Every line below should be repeated exactly.

═════ RAW DATA ═════

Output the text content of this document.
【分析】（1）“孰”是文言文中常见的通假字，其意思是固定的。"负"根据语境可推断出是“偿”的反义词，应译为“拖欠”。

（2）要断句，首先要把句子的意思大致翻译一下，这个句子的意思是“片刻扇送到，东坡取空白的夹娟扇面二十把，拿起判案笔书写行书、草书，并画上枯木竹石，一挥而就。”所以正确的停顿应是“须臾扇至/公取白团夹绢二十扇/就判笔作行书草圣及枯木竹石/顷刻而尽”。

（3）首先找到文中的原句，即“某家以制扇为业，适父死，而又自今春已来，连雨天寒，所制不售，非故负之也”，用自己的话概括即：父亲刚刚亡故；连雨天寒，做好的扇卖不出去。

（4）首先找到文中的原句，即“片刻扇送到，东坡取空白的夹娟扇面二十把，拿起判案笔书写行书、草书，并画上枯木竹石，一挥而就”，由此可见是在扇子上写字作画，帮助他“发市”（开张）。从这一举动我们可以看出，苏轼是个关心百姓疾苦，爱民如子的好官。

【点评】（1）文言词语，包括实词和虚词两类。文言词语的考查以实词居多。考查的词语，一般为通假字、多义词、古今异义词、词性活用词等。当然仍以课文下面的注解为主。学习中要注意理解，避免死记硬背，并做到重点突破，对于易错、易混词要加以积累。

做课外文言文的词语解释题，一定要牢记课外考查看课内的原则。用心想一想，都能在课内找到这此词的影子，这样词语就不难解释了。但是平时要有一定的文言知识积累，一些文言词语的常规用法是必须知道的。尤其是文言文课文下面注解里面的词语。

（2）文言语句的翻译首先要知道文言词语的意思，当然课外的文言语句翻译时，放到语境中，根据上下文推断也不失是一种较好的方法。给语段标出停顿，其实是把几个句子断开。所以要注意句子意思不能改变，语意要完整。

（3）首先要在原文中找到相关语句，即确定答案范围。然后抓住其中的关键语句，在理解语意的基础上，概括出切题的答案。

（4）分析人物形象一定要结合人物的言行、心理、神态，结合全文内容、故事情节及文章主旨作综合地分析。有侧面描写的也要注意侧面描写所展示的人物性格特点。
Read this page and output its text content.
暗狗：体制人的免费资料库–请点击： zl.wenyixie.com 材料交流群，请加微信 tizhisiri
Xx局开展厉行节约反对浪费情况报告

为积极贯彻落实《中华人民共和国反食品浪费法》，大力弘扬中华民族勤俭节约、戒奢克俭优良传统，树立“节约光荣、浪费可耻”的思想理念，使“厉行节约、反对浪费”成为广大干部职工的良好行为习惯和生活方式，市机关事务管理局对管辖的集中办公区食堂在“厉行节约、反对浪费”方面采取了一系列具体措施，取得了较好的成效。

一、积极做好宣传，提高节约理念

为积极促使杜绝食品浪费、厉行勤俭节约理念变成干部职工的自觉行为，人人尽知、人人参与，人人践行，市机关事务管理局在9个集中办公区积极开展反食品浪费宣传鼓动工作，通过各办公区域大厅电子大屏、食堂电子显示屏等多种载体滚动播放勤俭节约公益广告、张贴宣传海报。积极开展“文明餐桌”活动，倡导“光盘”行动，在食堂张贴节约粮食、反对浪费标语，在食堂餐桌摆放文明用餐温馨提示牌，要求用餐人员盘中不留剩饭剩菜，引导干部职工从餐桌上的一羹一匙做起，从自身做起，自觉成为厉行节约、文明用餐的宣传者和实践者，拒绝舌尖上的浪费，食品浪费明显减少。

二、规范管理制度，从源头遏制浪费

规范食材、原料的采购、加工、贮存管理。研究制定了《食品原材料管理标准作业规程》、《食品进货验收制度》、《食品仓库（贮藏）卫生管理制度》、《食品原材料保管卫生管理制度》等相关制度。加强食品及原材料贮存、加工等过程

═════

RESULT BELOW »
Output the text content of this document.
【分析】（1）“孰”是文言文中常见的通假字，其意思是固定的。"负"根据语境可推断出是“偿”的反义词，应译为“拖欠”。

（2）要断句，首先要把句子的意思大致翻译一下，这个句子的意思是“片刻扇送到，东坡取空白的夹娟扇面二十把，拿起判案笔书写行书、草书，并画上枯木竹石，一挥而就。”所以正确的停顿应是“须臾扇至/公取白团夹绢二十扇/就判笔作行书草圣及枯木竹石/顷刻而尽”。

（3）首先找到文中的原句，即“某家以制扇为业，适父死，而又自今春已来，连雨天寒，所制不售，非故负之也”，用自己的话概括即：父亲刚刚亡故；连雨天寒，做好的扇卖不出去。

（4）首先找到文中的原句，即“片刻扇送到，东坡取空白的夹娟扇面二十把，拿起判案笔书写行书、草书，并画上枯木竹石，一挥而就”，由此可见是在扇子上写字作画，帮助他“发市”（开张）。从这一举动我们可以看出，苏轼是个关心百姓疾苦，爱民如子的好官。

【点评】（1）文言词语，包括实词和虚词两类。文言词语的考查以实词居多。考查的词语，一般为通假字、多义词、古今异义词、词性活用词等。当然仍以课文下面的注解为主。学习中要注意理解，避免死记硬背，并做到重点突破，对于易错、易混词要加以积累。

做课外文言文的词语解释题，一定要牢记课外考查看课内的原则。用心想一想，都能在课内找到这此词的影子，这样词语就不难解释了。但是平时要有一定的文言知识积累，一些文言词语的常规用法是必须知道的。尤其是文言文课文下面注解里面的词语。

（2）文言语句的翻译首先要知道文言词语的意思，当然课外的文言语句翻译时，放到语境中，根据上下文推断也不失是一种较好的方法。给语段标出停顿，其实是把几个句子断开。所以要注意句子意思不能改变，语意要完整。

（3）首先要在原文中找到相关语句，即确定答案范围。然后抓住其中的关键语句，在理解语意的基础上，概括出切题的答案。

（4）分析人物形象一定要结合人物的言行、心理、神态，结合全文内容、故事情节及文章主旨作综合地分析。有侧面描写的也要注意侧面描写所展示的人物性格特点。
Read this page and output its text content.
暗狗：体制人的免费资料库–请点击： zl.wenyixie.com 材料交流群，请加微信 tizhisiri
Xx局开展厉行节约反对浪费情况报告

为积极贯彻落实《中华人民共和国反食品浪费法》，大力弘扬中华民族勤俭节约、戒奢克俭优良传统，树立“节约光荣、浪费可耻”的思想理念，使“厉行节约、反对浪费”成为广大干部职工的良好行为习惯和生活方式，市机关事务管理局对管辖的集中办公区食堂在“厉行节约、反对浪费”方面采取了一系列具体措施，取得了较好的成效。

一、积极做好宣传，提高节约理念

为积极促使杜绝食品浪费、厉行勤俭节约理念变成干部职工的自觉行为，人人尽知、人人参与，人人践行，市机关事务管理局在9个集中办公区积极开展反食品浪费宣传鼓动工作，通过各办公区域大厅电子大屏、食堂电子显示屏等多种载体滚动播放勤俭节约公益广告、张贴宣传海报。积极开展“文明餐桌”活动，倡导“光盘”行动，在食堂张贴节约粮食、反对浪费标语，在食堂餐桌摆放文明用餐温馨提示牌，要求用餐人员盘中不留剩饭剩菜，引导干部职工从餐桌上的一羹一匙做起，从自身做起，自觉成为厉行节约、文明用餐的宣传者和实践者，拒绝舌尖上的浪费，食品浪费明显减少。

二、规范管理制度，从源头遏制浪费

规范食材、原料的采购、加工、贮存管理。研究制定了《食品原材料管理标准作业规程》、《食品进货验收制度》、《食品仓库（贮藏）卫生管理制度》、《食品原材料保管卫生管理制度》等相关制度。加强食品及原材料贮存、加工等过程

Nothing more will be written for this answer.